(EXERCISE DESCRIPTION): Below is a listing. Gather each line of it that contains "name".

Stored dataset items:
* BEGIN *
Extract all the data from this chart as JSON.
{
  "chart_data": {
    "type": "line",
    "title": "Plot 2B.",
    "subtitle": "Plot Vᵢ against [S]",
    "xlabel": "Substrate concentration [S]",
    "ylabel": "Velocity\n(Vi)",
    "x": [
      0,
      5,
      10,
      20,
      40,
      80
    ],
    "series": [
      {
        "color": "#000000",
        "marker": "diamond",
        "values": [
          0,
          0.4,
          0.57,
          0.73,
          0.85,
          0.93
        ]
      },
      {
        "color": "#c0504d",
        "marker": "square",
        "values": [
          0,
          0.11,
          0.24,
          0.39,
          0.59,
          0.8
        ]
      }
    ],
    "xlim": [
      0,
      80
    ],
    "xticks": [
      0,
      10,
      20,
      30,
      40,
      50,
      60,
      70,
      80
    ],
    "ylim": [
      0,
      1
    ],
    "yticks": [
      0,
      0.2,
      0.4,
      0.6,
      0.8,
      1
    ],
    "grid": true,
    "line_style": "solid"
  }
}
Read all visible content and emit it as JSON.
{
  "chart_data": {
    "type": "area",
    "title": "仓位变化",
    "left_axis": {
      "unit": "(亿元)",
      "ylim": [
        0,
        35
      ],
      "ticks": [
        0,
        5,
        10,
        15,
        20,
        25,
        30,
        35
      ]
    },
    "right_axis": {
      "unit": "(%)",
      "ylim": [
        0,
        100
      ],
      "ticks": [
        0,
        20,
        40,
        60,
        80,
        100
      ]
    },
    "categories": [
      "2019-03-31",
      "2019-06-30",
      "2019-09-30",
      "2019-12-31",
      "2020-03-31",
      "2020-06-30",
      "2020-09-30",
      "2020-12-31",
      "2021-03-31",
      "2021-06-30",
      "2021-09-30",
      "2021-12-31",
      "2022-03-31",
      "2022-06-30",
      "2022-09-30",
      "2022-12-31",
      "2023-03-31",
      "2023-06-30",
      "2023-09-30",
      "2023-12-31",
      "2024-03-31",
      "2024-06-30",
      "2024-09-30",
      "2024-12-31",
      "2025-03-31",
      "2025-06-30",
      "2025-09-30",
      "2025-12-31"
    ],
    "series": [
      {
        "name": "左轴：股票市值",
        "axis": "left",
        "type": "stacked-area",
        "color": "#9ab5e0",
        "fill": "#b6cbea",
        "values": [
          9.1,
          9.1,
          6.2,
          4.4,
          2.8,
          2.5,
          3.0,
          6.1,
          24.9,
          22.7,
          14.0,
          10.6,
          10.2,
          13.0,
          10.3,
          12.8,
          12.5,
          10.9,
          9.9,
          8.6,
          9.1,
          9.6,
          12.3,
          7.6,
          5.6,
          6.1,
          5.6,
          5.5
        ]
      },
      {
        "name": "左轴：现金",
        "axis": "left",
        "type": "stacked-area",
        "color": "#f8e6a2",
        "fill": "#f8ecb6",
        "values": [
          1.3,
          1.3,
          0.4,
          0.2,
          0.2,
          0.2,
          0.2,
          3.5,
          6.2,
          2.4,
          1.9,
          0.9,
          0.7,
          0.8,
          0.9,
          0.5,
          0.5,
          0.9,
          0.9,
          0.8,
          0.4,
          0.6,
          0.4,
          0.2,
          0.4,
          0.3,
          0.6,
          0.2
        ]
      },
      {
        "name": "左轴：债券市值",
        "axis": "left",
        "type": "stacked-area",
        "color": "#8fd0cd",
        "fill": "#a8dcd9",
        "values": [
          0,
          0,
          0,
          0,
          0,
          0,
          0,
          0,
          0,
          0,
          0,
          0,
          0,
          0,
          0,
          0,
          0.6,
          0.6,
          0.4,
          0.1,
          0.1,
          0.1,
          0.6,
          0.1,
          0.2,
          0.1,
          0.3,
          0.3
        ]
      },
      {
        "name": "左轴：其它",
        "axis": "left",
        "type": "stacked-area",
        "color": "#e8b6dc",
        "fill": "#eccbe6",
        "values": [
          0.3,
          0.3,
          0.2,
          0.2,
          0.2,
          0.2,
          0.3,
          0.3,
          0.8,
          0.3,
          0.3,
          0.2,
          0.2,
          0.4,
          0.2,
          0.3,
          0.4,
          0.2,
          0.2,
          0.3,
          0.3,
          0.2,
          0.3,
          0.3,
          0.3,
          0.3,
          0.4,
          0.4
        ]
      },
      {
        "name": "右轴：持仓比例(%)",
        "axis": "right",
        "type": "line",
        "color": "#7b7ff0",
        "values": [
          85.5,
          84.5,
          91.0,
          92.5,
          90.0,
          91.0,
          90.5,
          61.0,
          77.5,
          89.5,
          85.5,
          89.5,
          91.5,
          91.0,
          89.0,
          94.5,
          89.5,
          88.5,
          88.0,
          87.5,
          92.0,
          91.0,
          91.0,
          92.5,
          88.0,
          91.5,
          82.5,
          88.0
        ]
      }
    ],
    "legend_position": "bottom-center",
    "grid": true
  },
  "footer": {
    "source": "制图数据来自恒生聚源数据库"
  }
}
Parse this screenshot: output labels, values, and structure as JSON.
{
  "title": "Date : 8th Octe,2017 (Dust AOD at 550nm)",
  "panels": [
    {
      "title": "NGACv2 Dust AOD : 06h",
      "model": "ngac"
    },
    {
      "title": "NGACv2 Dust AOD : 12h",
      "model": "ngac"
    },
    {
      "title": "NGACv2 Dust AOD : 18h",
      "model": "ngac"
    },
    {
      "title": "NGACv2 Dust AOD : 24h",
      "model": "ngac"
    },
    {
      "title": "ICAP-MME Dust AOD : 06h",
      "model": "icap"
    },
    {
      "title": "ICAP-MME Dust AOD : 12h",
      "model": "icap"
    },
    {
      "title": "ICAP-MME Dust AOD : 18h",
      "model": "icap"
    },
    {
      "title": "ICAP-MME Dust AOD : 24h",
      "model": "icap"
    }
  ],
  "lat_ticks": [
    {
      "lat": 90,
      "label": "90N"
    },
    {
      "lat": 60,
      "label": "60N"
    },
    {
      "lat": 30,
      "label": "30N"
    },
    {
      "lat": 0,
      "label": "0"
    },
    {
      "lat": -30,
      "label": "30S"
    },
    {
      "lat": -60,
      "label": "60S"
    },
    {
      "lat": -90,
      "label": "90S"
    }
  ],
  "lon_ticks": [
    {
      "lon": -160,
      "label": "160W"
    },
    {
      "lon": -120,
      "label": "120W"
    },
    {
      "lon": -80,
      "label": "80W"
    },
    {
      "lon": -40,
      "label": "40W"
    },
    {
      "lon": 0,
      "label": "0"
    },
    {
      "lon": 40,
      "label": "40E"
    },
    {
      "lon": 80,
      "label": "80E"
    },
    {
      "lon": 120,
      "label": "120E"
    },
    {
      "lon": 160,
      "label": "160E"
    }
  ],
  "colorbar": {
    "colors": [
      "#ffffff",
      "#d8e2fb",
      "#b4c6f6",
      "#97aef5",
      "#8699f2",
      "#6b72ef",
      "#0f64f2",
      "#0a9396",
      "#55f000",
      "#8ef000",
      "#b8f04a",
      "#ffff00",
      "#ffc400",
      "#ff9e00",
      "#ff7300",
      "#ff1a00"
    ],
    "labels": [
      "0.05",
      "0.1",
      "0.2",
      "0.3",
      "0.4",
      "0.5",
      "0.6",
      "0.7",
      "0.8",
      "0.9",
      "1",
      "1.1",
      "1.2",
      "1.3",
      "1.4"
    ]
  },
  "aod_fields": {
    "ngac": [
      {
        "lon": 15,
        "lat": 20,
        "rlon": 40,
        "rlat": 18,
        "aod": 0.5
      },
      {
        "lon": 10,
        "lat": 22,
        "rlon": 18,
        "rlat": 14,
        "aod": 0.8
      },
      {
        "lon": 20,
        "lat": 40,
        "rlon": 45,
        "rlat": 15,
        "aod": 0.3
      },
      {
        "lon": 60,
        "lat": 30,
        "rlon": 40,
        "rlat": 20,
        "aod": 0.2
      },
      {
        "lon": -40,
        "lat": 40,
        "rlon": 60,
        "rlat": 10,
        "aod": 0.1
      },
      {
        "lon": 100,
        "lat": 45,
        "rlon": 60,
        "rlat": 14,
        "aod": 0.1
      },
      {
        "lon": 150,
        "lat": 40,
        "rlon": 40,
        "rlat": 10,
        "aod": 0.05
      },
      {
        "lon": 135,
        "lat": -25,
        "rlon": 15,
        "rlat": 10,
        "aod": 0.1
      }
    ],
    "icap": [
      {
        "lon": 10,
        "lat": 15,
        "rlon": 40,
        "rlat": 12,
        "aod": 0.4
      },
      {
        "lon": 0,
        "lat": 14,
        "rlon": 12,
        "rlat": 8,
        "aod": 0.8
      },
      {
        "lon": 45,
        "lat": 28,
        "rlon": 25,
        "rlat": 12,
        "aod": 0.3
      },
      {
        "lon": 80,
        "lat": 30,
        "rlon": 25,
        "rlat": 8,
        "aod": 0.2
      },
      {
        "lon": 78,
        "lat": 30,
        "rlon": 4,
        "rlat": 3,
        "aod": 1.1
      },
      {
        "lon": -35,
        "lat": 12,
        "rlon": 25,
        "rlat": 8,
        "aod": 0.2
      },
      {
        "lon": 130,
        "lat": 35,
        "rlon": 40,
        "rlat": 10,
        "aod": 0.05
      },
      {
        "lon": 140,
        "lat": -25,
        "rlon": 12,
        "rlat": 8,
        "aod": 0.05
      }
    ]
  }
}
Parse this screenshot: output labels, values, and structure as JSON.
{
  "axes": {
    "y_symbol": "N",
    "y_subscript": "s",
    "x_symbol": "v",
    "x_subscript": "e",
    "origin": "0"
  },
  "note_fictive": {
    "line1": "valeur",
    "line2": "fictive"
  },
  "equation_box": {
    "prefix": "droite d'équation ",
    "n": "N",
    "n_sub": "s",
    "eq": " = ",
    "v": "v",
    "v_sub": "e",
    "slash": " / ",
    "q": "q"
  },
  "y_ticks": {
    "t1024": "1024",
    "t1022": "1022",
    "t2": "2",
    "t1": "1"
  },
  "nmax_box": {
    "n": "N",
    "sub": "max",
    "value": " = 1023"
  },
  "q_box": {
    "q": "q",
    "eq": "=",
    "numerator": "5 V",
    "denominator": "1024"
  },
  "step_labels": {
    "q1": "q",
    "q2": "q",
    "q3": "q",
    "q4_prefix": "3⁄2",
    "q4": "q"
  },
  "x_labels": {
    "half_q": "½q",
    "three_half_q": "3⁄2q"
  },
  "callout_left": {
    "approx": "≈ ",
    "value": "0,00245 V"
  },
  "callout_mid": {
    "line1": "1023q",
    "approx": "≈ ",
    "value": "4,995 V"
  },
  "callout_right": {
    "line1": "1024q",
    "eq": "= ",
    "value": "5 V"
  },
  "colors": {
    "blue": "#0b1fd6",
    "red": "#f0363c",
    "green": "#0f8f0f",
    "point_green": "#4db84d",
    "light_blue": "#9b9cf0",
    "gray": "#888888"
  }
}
* END *
(FINAL RESULT):
        "name": "左轴：股票市值",
        "name": "左轴：现金",
        "name": "左轴：债券市值",
        "name": "左轴：其它",
        "name": "右轴：持仓比例(%)",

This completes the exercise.